- **Work required**
Show every line where "voltage" occurs.

┏━━

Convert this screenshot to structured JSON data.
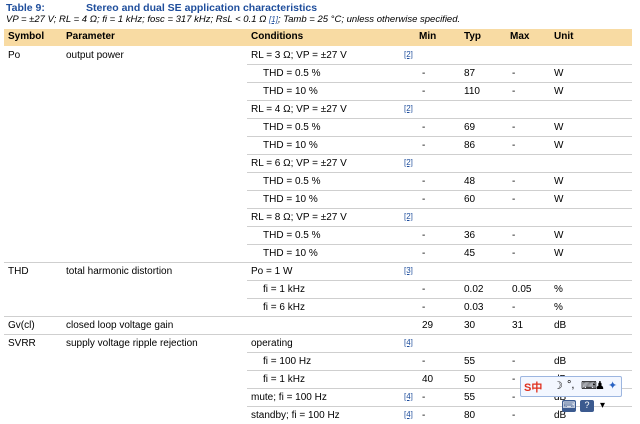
{
  "caption": {
    "number": "Table 9:",
    "title": "Stereo and dual SE application characteristics",
    "conditions": "VP = ±27 V; RL = 4 Ω; fi = 1 kHz; fosc = 317 kHz; RsL < 0.1 Ω ",
    "note_ref": "[1]",
    "conditions_end": "; Tamb = 25 °C; unless otherwise specified."
  },
  "header": {
    "symbol": "Symbol",
    "parameter": "Parameter",
    "conditions": "Conditions",
    "min": "Min",
    "typ": "Typ",
    "max": "Max",
    "unit": "Unit"
  },
  "rows": [
    {
      "symbol": "Po",
      "parameter": "output power",
      "cond": "RL = 3 Ω; VP = ±27 V",
      "indent": false,
      "ref": "[2]",
      "min": "",
      "typ": "",
      "max": "",
      "unit": "",
      "line": "full"
    },
    {
      "symbol": "",
      "parameter": "",
      "cond": "THD = 0.5 %",
      "indent": true,
      "ref": "",
      "min": "-",
      "typ": "87",
      "max": "-",
      "unit": "W",
      "line": "cond"
    },
    {
      "symbol": "",
      "parameter": "",
      "cond": "THD = 10 %",
      "indent": true,
      "ref": "",
      "min": "-",
      "typ": "110",
      "max": "-",
      "unit": "W",
      "line": "cond"
    },
    {
      "symbol": "",
      "parameter": "",
      "cond": "RL = 4 Ω; VP = ±27 V",
      "indent": false,
      "ref": "[2]",
      "min": "",
      "typ": "",
      "max": "",
      "unit": "",
      "line": "cond"
    },
    {
      "symbol": "",
      "parameter": "",
      "cond": "THD = 0.5 %",
      "indent": true,
      "ref": "",
      "min": "-",
      "typ": "69",
      "max": "-",
      "unit": "W",
      "line": "cond"
    },
    {
      "symbol": "",
      "parameter": "",
      "cond": "THD = 10 %",
      "indent": true,
      "ref": "",
      "min": "-",
      "typ": "86",
      "max": "-",
      "unit": "W",
      "line": "cond"
    },
    {
      "symbol": "",
      "parameter": "",
      "cond": "RL = 6 Ω; VP = ±27 V",
      "indent": false,
      "ref": "[2]",
      "min": "",
      "typ": "",
      "max": "",
      "unit": "",
      "line": "cond"
    },
    {
      "symbol": "",
      "parameter": "",
      "cond": "THD = 0.5 %",
      "indent": true,
      "ref": "",
      "min": "-",
      "typ": "48",
      "max": "-",
      "unit": "W",
      "line": "cond"
    },
    {
      "symbol": "",
      "parameter": "",
      "cond": "THD = 10 %",
      "indent": true,
      "ref": "",
      "min": "-",
      "typ": "60",
      "max": "-",
      "unit": "W",
      "line": "cond"
    },
    {
      "symbol": "",
      "parameter": "",
      "cond": "RL = 8 Ω; VP = ±27 V",
      "indent": false,
      "ref": "[2]",
      "min": "",
      "typ": "",
      "max": "",
      "unit": "",
      "line": "cond"
    },
    {
      "symbol": "",
      "parameter": "",
      "cond": "THD = 0.5 %",
      "indent": true,
      "ref": "",
      "min": "-",
      "typ": "36",
      "max": "-",
      "unit": "W",
      "line": "cond"
    },
    {
      "symbol": "",
      "parameter": "",
      "cond": "THD = 10 %",
      "indent": true,
      "ref": "",
      "min": "-",
      "typ": "45",
      "max": "-",
      "unit": "W",
      "line": "cond"
    },
    {
      "symbol": "THD",
      "parameter": "total harmonic distortion",
      "cond": "Po = 1 W",
      "indent": false,
      "ref": "[3]",
      "min": "",
      "typ": "",
      "max": "",
      "unit": "",
      "line": "full"
    },
    {
      "symbol": "",
      "parameter": "",
      "cond": "fi = 1 kHz",
      "indent": true,
      "ref": "",
      "min": "-",
      "typ": "0.02",
      "max": "0.05",
      "unit": "%",
      "line": "cond"
    },
    {
      "symbol": "",
      "parameter": "",
      "cond": "fi = 6 kHz",
      "indent": true,
      "ref": "",
      "min": "-",
      "typ": "0.03",
      "max": "-",
      "unit": "%",
      "line": "cond"
    },
    {
      "symbol": "Gv(cl)",
      "parameter": "closed loop voltage gain",
      "cond": "",
      "indent": false,
      "ref": "",
      "min": "29",
      "typ": "30",
      "max": "31",
      "unit": "dB",
      "line": "full"
    },
    {
      "symbol": "SVRR",
      "parameter": "supply voltage ripple rejection",
      "cond": "operating",
      "indent": false,
      "ref": "[4]",
      "min": "",
      "typ": "",
      "max": "",
      "unit": "",
      "line": "full"
    },
    {
      "symbol": "",
      "parameter": "",
      "cond": "fi = 100 Hz",
      "indent": true,
      "ref": "",
      "min": "-",
      "typ": "55",
      "max": "-",
      "unit": "dB",
      "line": "cond"
    },
    {
      "symbol": "",
      "parameter": "",
      "cond": "fi = 1 kHz",
      "indent": true,
      "ref": "",
      "min": "40",
      "typ": "50",
      "max": "-",
      "unit": "dB",
      "line": "cond"
    },
    {
      "symbol": "",
      "parameter": "",
      "cond": "mute; fi = 100 Hz",
      "indent": false,
      "ref": "[4]",
      "min": "-",
      "typ": "55",
      "max": "-",
      "unit": "dB",
      "line": "cond"
    },
    {
      "symbol": "",
      "parameter": "",
      "cond": "standby; fi = 100 Hz",
      "indent": false,
      "ref": "[4]",
      "min": "-",
      "typ": "80",
      "max": "-",
      "unit": "dB",
      "line": "cond"
    }
  ],
  "ime_toolbar": {
    "label": "S中",
    "icons": [
      "moon-icon",
      "punctuation-icon",
      "keyboard-icon",
      "user-icon",
      "wrench-icon"
    ]
  }
}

┗━━

- **Solution to the exercise**
      "parameter": "closed loop voltage gain",
      "parameter": "supply voltage ripple rejection",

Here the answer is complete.